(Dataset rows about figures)
——
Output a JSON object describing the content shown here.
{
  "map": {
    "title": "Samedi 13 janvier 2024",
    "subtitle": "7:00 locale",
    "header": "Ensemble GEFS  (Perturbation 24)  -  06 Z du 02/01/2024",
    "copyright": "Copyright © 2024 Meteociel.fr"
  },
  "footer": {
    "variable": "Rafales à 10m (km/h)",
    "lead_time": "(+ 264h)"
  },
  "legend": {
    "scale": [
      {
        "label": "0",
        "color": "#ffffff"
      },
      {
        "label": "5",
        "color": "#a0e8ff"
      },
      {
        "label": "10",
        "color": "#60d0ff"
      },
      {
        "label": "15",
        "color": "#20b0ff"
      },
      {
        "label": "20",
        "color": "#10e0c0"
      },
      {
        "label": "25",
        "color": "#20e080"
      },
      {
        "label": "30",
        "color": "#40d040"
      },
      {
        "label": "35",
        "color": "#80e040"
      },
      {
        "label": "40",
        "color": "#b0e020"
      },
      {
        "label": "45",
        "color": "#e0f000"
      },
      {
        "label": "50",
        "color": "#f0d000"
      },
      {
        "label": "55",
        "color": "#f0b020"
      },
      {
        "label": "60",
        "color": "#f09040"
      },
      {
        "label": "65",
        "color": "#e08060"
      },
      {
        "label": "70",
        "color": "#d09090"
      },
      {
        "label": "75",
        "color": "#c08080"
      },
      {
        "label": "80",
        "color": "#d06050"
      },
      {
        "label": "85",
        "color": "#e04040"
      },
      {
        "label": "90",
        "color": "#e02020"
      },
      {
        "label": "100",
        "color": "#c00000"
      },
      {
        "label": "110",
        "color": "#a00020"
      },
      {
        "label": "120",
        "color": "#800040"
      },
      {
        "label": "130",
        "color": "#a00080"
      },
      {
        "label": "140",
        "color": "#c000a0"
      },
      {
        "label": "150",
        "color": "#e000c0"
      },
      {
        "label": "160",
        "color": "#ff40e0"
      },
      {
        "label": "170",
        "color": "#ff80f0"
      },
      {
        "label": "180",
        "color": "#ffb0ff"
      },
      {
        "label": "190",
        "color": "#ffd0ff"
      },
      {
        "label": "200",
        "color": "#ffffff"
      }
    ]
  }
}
——
**Short exercise**
Every line above should be printed again exactly as it stands.

**Task solution**
Output a JSON object describing the content shown here.
{
  "map": {
    "title": "Samedi 13 janvier 2024",
    "subtitle": "7:00 locale",
    "header": "Ensemble GEFS  (Perturbation 24)  -  06 Z du 02/01/2024",
    "copyright": "Copyright © 2024 Meteociel.fr"
  },
  "footer": {
    "variable": "Rafales à 10m (km/h)",
    "lead_time": "(+ 264h)"
  },
  "legend": {
    "scale": [
      {
        "label": "0",
        "color": "#ffffff"
      },
      {
        "label": "5",
        "color": "#a0e8ff"
      },
      {
        "label": "10",
        "color": "#60d0ff"
      },
      {
        "label": "15",
        "color": "#20b0ff"
      },
      {
        "label": "20",
        "color": "#10e0c0"
      },
      {
        "label": "25",
        "color": "#20e080"
      },
      {
        "label": "30",
        "color": "#40d040"
      },
      {
        "label": "35",
        "color": "#80e040"
      },
      {
        "label": "40",
        "color": "#b0e020"
      },
      {
        "label": "45",
        "color": "#e0f000"
      },
      {
        "label": "50",
        "color": "#f0d000"
      },
      {
        "label": "55",
        "color": "#f0b020"
      },
      {
        "label": "60",
        "color": "#f09040"
      },
      {
        "label": "65",
        "color": "#e08060"
      },
      {
        "label": "70",
        "color": "#d09090"
      },
      {
        "label": "75",
        "color": "#c08080"
      },
      {
        "label": "80",
        "color": "#d06050"
      },
      {
        "label": "85",
        "color": "#e04040"
      },
      {
        "label": "90",
        "color": "#e02020"
      },
      {
        "label": "100",
        "color": "#c00000"
      },
      {
        "label": "110",
        "color": "#a00020"
      },
      {
        "label": "120",
        "color": "#800040"
      },
      {
        "label": "130",
        "color": "#a00080"
      },
      {
        "label": "140",
        "color": "#c000a0"
      },
      {
        "label": "150",
        "color": "#e000c0"
      },
      {
        "label": "160",
        "color": "#ff40e0"
      },
      {
        "label": "170",
        "color": "#ff80f0"
      },
      {
        "label": "180",
        "color": "#ffb0ff"
      },
      {
        "label": "190",
        "color": "#ffd0ff"
      },
      {
        "label": "200",
        "color": "#ffffff"
      }
    ]
  }
}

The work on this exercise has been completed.